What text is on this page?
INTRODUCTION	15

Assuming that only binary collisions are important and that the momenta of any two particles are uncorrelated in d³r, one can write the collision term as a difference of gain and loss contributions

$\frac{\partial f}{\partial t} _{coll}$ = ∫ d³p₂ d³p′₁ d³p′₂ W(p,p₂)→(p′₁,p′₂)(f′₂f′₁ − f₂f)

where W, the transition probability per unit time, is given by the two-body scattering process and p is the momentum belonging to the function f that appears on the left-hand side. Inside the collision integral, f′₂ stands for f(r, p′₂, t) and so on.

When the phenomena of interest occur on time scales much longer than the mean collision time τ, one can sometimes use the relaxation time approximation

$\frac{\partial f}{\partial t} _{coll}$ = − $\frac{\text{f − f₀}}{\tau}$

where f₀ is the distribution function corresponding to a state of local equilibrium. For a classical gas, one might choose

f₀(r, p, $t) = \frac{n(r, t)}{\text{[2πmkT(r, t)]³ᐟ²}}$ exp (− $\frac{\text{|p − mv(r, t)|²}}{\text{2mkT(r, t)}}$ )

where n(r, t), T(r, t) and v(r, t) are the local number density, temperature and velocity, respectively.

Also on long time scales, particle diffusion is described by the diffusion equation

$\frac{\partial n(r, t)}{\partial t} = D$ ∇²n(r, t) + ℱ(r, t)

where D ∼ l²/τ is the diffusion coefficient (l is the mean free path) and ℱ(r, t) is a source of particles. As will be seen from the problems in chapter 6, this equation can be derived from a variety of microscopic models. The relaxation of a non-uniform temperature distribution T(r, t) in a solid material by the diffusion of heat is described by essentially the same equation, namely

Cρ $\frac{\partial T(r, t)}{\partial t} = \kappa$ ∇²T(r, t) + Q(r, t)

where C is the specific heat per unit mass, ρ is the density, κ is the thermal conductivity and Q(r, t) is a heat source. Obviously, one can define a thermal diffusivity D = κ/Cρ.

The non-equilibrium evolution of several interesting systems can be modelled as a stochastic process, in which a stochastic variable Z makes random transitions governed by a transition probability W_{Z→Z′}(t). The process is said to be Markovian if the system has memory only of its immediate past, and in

━━━━━━━━━━━━━━━━

→ The request
Write the complete data out, exactly as above.

→ Result
What text is on this page?
INTRODUCTION	15

Assuming that only binary collisions are important and that the momenta of any two particles are uncorrelated in d³r, one can write the collision term as a difference of gain and loss contributions

$\frac{\partial f}{\partial t} _{coll}$ = ∫ d³p₂ d³p′₁ d³p′₂ W(p,p₂)→(p′₁,p′₂)(f′₂f′₁ − f₂f)

where W, the transition probability per unit time, is given by the two-body scattering process and p is the momentum belonging to the function f that appears on the left-hand side. Inside the collision integral, f′₂ stands for f(r, p′₂, t) and so on.

When the phenomena of interest occur on time scales much longer than the mean collision time τ, one can sometimes use the relaxation time approximation

$\frac{\partial f}{\partial t} _{coll}$ = − $\frac{\text{f − f₀}}{\tau}$

where f₀ is the distribution function corresponding to a state of local equilibrium. For a classical gas, one might choose

f₀(r, p, $t) = \frac{n(r, t)}{\text{[2πmkT(r, t)]³ᐟ²}}$ exp (− $\frac{\text{|p − mv(r, t)|²}}{\text{2mkT(r, t)}}$ )

where n(r, t), T(r, t) and v(r, t) are the local number density, temperature and velocity, respectively.

Also on long time scales, particle diffusion is described by the diffusion equation

$\frac{\partial n(r, t)}{\partial t} = D$ ∇²n(r, t) + ℱ(r, t)

where D ∼ l²/τ is the diffusion coefficient (l is the mean free path) and ℱ(r, t) is a source of particles. As will be seen from the problems in chapter 6, this equation can be derived from a variety of microscopic models. The relaxation of a non-uniform temperature distribution T(r, t) in a solid material by the diffusion of heat is described by essentially the same equation, namely

Cρ $\frac{\partial T(r, t)}{\partial t} = \kappa$ ∇²T(r, t) + Q(r, t)

where C is the specific heat per unit mass, ρ is the density, κ is the thermal conductivity and Q(r, t) is a heat source. Obviously, one can define a thermal diffusivity D = κ/Cρ.

The non-equilibrium evolution of several interesting systems can be modelled as a stochastic process, in which a stochastic variable Z makes random transitions governed by a transition probability W_{Z→Z′}(t). The process is said to be Markovian if the system has memory only of its immediate past, and in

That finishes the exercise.